Copy out every line in the entries below that includes "from".

**Data excerpts:**

════════════════

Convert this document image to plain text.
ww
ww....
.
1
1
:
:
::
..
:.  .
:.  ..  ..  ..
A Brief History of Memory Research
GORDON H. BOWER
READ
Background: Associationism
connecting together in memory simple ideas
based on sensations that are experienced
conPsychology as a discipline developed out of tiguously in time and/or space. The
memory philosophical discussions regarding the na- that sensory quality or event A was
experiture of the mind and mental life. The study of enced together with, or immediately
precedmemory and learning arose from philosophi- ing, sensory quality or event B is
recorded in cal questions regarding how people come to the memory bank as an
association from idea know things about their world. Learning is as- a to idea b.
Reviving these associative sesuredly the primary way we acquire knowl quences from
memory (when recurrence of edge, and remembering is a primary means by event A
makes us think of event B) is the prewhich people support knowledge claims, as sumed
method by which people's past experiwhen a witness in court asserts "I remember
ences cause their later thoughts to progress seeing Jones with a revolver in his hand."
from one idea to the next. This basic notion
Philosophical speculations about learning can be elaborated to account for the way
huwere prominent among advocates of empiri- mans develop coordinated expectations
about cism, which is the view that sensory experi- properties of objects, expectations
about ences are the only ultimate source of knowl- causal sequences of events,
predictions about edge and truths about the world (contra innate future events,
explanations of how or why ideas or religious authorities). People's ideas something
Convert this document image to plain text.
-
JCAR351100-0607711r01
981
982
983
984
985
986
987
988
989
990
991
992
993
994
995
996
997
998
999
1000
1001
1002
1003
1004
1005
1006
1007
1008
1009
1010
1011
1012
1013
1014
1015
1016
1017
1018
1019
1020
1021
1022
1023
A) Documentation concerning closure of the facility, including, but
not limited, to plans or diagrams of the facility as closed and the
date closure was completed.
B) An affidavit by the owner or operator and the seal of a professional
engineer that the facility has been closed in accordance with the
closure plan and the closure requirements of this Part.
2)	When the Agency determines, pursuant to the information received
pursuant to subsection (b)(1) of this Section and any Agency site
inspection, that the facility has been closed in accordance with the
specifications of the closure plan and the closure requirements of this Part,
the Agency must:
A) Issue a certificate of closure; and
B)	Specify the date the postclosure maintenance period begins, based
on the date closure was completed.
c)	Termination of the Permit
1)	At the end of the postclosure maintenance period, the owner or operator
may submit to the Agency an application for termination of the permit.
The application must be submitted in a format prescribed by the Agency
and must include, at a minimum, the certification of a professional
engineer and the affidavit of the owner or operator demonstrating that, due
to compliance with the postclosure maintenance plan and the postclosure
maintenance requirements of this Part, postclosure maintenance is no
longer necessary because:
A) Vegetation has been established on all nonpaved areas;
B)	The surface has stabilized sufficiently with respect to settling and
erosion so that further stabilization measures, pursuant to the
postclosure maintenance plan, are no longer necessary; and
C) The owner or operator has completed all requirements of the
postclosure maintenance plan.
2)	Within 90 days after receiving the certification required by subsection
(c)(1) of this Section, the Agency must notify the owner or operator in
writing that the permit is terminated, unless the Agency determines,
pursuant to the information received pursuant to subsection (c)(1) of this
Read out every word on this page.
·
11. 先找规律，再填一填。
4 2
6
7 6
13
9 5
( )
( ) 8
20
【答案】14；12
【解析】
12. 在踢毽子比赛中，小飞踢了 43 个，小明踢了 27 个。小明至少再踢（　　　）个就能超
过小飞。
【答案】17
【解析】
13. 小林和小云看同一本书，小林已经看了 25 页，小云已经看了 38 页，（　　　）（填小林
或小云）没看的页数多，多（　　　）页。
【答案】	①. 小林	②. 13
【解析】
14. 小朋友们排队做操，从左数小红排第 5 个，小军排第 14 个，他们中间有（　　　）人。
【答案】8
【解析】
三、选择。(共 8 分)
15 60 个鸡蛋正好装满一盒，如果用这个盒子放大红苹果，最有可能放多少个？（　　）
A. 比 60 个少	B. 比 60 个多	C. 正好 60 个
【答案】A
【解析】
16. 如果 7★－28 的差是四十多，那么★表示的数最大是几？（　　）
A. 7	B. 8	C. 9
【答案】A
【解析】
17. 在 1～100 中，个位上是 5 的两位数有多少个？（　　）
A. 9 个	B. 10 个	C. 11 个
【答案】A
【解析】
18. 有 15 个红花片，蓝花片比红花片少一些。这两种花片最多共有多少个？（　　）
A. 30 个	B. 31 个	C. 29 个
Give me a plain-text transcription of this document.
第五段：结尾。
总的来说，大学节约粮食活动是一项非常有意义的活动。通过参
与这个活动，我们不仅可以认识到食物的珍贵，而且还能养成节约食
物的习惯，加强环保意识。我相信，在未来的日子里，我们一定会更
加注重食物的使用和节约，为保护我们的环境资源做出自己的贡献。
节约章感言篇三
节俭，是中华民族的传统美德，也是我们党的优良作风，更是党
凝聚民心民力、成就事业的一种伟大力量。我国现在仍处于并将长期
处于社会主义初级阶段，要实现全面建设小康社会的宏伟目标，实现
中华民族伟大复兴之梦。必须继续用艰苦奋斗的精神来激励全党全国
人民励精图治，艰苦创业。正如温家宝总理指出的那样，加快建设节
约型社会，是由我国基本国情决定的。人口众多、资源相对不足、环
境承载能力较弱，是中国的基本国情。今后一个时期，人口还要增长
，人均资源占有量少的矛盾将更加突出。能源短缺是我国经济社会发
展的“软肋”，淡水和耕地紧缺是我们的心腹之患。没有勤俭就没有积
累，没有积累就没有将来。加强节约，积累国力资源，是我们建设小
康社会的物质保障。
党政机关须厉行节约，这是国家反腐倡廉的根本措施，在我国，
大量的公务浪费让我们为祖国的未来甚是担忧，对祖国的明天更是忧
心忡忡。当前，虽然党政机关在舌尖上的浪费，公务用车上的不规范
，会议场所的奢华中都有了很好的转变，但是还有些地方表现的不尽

════════════════

**Answer to this problem:**
precedmemory and learning arose from philosophi- ing, sensory quality or event B is
association from idea know things about their world. Learning is as- a to idea b.
Reviving these associative sesuredly the primary way we acquire knowl quences from
from one idea to the next. This basic notion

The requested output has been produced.